◆ **DATA FOR THE TASK**:
>> BEGIN
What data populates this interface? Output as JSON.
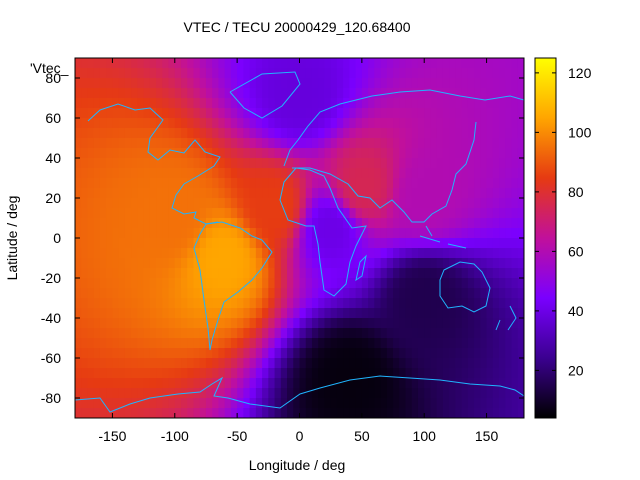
{
  "chart_data": {
    "type": "heatmap",
    "title": "VTEC / TECU 20000429_120.68400",
    "key_label": "'Vtec_",
    "xlabel": "Longitude / deg",
    "ylabel": "Latitude / deg",
    "xlim": [
      -180,
      180
    ],
    "ylim": [
      -90,
      90
    ],
    "xticks": [
      -150,
      -100,
      -50,
      0,
      50,
      100,
      150
    ],
    "yticks": [
      -80,
      -60,
      -40,
      -20,
      0,
      20,
      40,
      60,
      80
    ],
    "colorbar": {
      "range": [
        4,
        125
      ],
      "ticks": [
        20,
        40,
        60,
        80,
        100,
        120
      ],
      "palette": [
        "#000000",
        "#3b0090",
        "#7a00ff",
        "#c1109b",
        "#e63a12",
        "#ffa500",
        "#ffff00"
      ]
    },
    "field_features": [
      {
        "lon": -100,
        "lat": 10,
        "value": 95
      },
      {
        "lon": -60,
        "lat": -10,
        "value": 105
      },
      {
        "lon": -20,
        "lat": 15,
        "value": 85
      },
      {
        "lon": 50,
        "lat": 25,
        "value": 75
      },
      {
        "lon": 100,
        "lat": 20,
        "value": 60
      },
      {
        "lon": 25,
        "lat": 5,
        "value": 40
      },
      {
        "lon": 100,
        "lat": -30,
        "value": 15
      },
      {
        "lon": 40,
        "lat": -70,
        "value": 6
      },
      {
        "lon": 0,
        "lat": 70,
        "value": 38
      }
    ]
  }
}
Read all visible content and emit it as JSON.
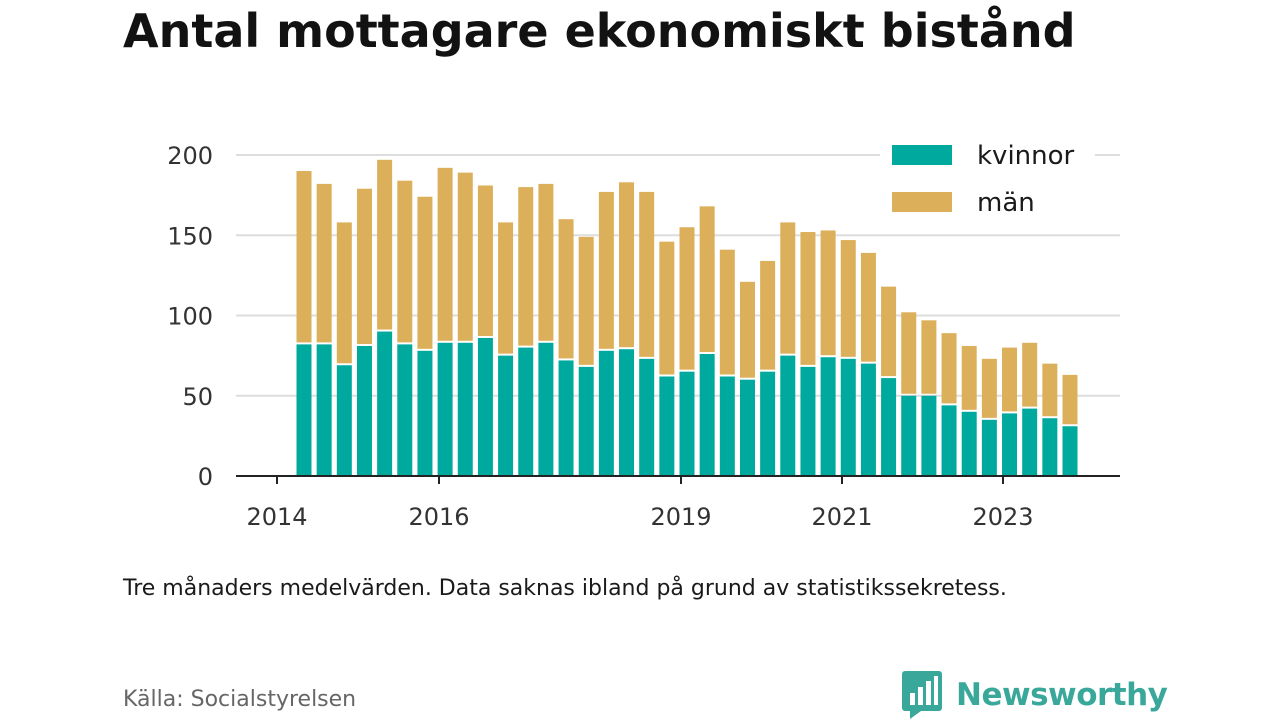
{
  "title": "Antal mottagare ekonomiskt bistånd",
  "note": "Tre månaders medelvärden. Data saknas ibland på grund av statistikssekretess.",
  "source": "Källa: Socialstyrelsen",
  "brand": {
    "name": "Newsworthy",
    "icon": "newsworthy-logo-icon"
  },
  "colors": {
    "kvinnor": "#00a99d",
    "man": "#dcaf5a",
    "grid": "#dddddd",
    "axis": "#222222",
    "brand": "#3aa79b"
  },
  "chart_data": {
    "type": "bar",
    "stacked": true,
    "grid": true,
    "legend_position": "top-right",
    "ylim": [
      0,
      200
    ],
    "y_ticks": [
      0,
      50,
      100,
      150,
      200
    ],
    "x_ticks": [
      "2014",
      "2016",
      "2019",
      "2021",
      "2023"
    ],
    "series": [
      {
        "name": "kvinnor",
        "values": [
          82,
          82,
          69,
          81,
          90,
          82,
          78,
          83,
          83,
          86,
          75,
          80,
          83,
          72,
          68,
          78,
          79,
          73,
          62,
          65,
          76,
          62,
          60,
          65,
          75,
          68,
          74,
          73,
          70,
          61,
          50,
          50,
          44,
          40,
          35,
          39,
          42,
          36,
          31
        ]
      },
      {
        "name": "män",
        "values": [
          108,
          100,
          89,
          98,
          107,
          102,
          96,
          109,
          106,
          95,
          83,
          100,
          99,
          88,
          81,
          99,
          104,
          104,
          84,
          90,
          92,
          79,
          61,
          69,
          83,
          84,
          79,
          74,
          69,
          57,
          52,
          47,
          45,
          41,
          38,
          41,
          41,
          34,
          32
        ]
      }
    ]
  }
}
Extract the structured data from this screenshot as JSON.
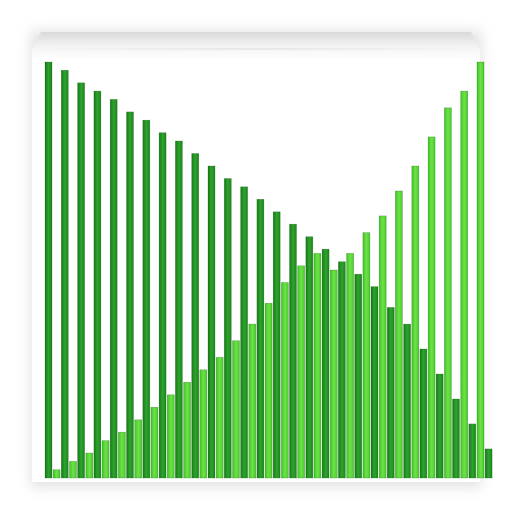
{
  "icon": {
    "name": "equalizer-bars-app-icon",
    "colors": {
      "tile": "#ffffff",
      "dark_green": "#1f8f1f",
      "light_green": "#55d92e"
    }
  },
  "chart_data": {
    "type": "bar",
    "series": [
      {
        "values": [
          100,
          98,
          95,
          93,
          91,
          88,
          86,
          83,
          81,
          78,
          75,
          72,
          70,
          67,
          64,
          61,
          58,
          55,
          52,
          49,
          46,
          41,
          37,
          31,
          25,
          19,
          13,
          7
        ]
      },
      {
        "values": [
          2,
          4,
          6,
          9,
          11,
          14,
          17,
          20,
          23,
          26,
          29,
          33,
          37,
          42,
          47,
          51,
          54,
          50,
          54,
          59,
          63,
          69,
          75,
          82,
          89,
          93,
          100
        ]
      }
    ],
    "ylim": [
      0,
      100
    ],
    "grid": false
  }
}
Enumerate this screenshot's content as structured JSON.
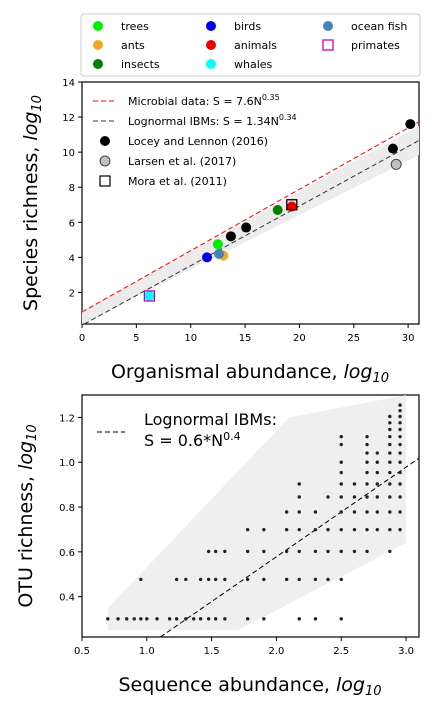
>> END
Please set down each line of the data above exactly as written, without the pictures.

◆ **OUTPUT OF THE EXERCISE**:
What data populates this interface? Output as JSON.
{
  "chart_data": {
    "type": "heatmap",
    "title": "VTEC / TECU 20000429_120.68400",
    "key_label": "'Vtec_",
    "xlabel": "Longitude / deg",
    "ylabel": "Latitude / deg",
    "xlim": [
      -180,
      180
    ],
    "ylim": [
      -90,
      90
    ],
    "xticks": [
      -150,
      -100,
      -50,
      0,
      50,
      100,
      150
    ],
    "yticks": [
      -80,
      -60,
      -40,
      -20,
      0,
      20,
      40,
      60,
      80
    ],
    "colorbar": {
      "range": [
        4,
        125
      ],
      "ticks": [
        20,
        40,
        60,
        80,
        100,
        120
      ],
      "palette": [
        "#000000",
        "#3b0090",
        "#7a00ff",
        "#c1109b",
        "#e63a12",
        "#ffa500",
        "#ffff00"
      ]
    },
    "field_features": [
      {
        "lon": -100,
        "lat": 10,
        "value": 95
      },
      {
        "lon": -60,
        "lat": -10,
        "value": 105
      },
      {
        "lon": -20,
        "lat": 15,
        "value": 85
      },
      {
        "lon": 50,
        "lat": 25,
        "value": 75
      },
      {
        "lon": 100,
        "lat": 20,
        "value": 60
      },
      {
        "lon": 25,
        "lat": 5,
        "value": 40
      },
      {
        "lon": 100,
        "lat": -30,
        "value": 15
      },
      {
        "lon": 40,
        "lat": -70,
        "value": 6
      },
      {
        "lon": 0,
        "lat": 70,
        "value": 38
      }
    ]
  }
}
Read all visible content and emit it as JSON.
{
  "title": "Antal mottagare ekonomiskt bistånd",
  "note": "Tre månaders medelvärden. Data saknas ibland på grund av statistikssekretess.",
  "source": "Källa: Socialstyrelsen",
  "brand": {
    "name": "Newsworthy",
    "icon": "newsworthy-logo-icon"
  },
  "colors": {
    "kvinnor": "#00a99d",
    "man": "#dcaf5a",
    "grid": "#dddddd",
    "axis": "#222222",
    "brand": "#3aa79b"
  },
  "chart_data": {
    "type": "bar",
    "stacked": true,
    "grid": true,
    "legend_position": "top-right",
    "ylim": [
      0,
      200
    ],
    "y_ticks": [
      0,
      50,
      100,
      150,
      200
    ],
    "x_ticks": [
      "2014",
      "2016",
      "2019",
      "2021",
      "2023"
    ],
    "series": [
      {
        "name": "kvinnor",
        "values": [
          82,
          82,
          69,
          81,
          90,
          82,
          78,
          83,
          83,
          86,
          75,
          80,
          83,
          72,
          68,
          78,
          79,
          73,
          62,
          65,
          76,
          62,
          60,
          65,
          75,
          68,
          74,
          73,
          70,
          61,
          50,
          50,
          44,
          40,
          35,
          39,
          42,
          36,
          31
        ]
      },
      {
        "name": "män",
        "values": [
          108,
          100,
          89,
          98,
          107,
          102,
          96,
          109,
          106,
          95,
          83,
          100,
          99,
          88,
          81,
          99,
          104,
          104,
          84,
          90,
          92,
          79,
          61,
          69,
          83,
          84,
          79,
          74,
          69,
          57,
          52,
          47,
          45,
          41,
          38,
          41,
          41,
          34,
          32
        ]
      }
    ]
  }
}
Extract the structured data from this screenshot as JSON.
{
  "icon": {
    "name": "equalizer-bars-app-icon",
    "colors": {
      "tile": "#ffffff",
      "dark_green": "#1f8f1f",
      "light_green": "#55d92e"
    }
  },
  "chart_data": {
    "type": "bar",
    "series": [
      {
        "values": [
          100,
          98,
          95,
          93,
          91,
          88,
          86,
          83,
          81,
          78,
          75,
          72,
          70,
          67,
          64,
          61,
          58,
          55,
          52,
          49,
          46,
          41,
          37,
          31,
          25,
          19,
          13,
          7
        ]
      },
      {
        "values": [
          2,
          4,
          6,
          9,
          11,
          14,
          17,
          20,
          23,
          26,
          29,
          33,
          37,
          42,
          47,
          51,
          54,
          50,
          54,
          59,
          63,
          69,
          75,
          82,
          89,
          93,
          100
        ]
      }
    ],
    "ylim": [
      0,
      100
    ],
    "grid": false
  }
}
Enumerate this screenshot's content as structured JSON.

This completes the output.